+++ RECORDED DATA +++
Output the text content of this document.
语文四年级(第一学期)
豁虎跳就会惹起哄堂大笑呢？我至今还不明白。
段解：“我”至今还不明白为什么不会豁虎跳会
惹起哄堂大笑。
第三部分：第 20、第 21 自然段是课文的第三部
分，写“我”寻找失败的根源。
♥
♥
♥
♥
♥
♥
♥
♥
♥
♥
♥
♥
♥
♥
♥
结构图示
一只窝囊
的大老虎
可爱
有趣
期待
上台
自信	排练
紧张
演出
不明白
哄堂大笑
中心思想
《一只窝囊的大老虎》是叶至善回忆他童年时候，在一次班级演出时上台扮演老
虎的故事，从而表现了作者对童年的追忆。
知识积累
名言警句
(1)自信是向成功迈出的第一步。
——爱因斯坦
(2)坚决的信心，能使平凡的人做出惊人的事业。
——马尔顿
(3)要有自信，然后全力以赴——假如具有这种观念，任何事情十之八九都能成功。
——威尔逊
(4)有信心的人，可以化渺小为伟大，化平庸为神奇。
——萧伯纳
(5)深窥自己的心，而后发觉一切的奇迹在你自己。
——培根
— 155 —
+++
> [WHAT IS NEEDED]: Write an exact transcription of every entry above.

> [ANSWER IN FULL]:
Output the text content of this document.
语文四年级(第一学期)
豁虎跳就会惹起哄堂大笑呢？我至今还不明白。
段解：“我”至今还不明白为什么不会豁虎跳会
惹起哄堂大笑。
第三部分：第 20、第 21 自然段是课文的第三部
分，写“我”寻找失败的根源。
♥
♥
♥
♥
♥
♥
♥
♥
♥
♥
♥
♥
♥
♥
♥
结构图示
一只窝囊
的大老虎
可爱
有趣
期待
上台
自信	排练
紧张
演出
不明白
哄堂大笑
中心思想
《一只窝囊的大老虎》是叶至善回忆他童年时候，在一次班级演出时上台扮演老
虎的故事，从而表现了作者对童年的追忆。
知识积累
名言警句
(1)自信是向成功迈出的第一步。
——爱因斯坦
(2)坚决的信心，能使平凡的人做出惊人的事业。
——马尔顿
(3)要有自信，然后全力以赴——假如具有这种观念，任何事情十之八九都能成功。
——威尔逊
(4)有信心的人，可以化渺小为伟大，化平庸为神奇。
——萧伯纳
(5)深窥自己的心，而后发觉一切的奇迹在你自己。
——培根
— 155 —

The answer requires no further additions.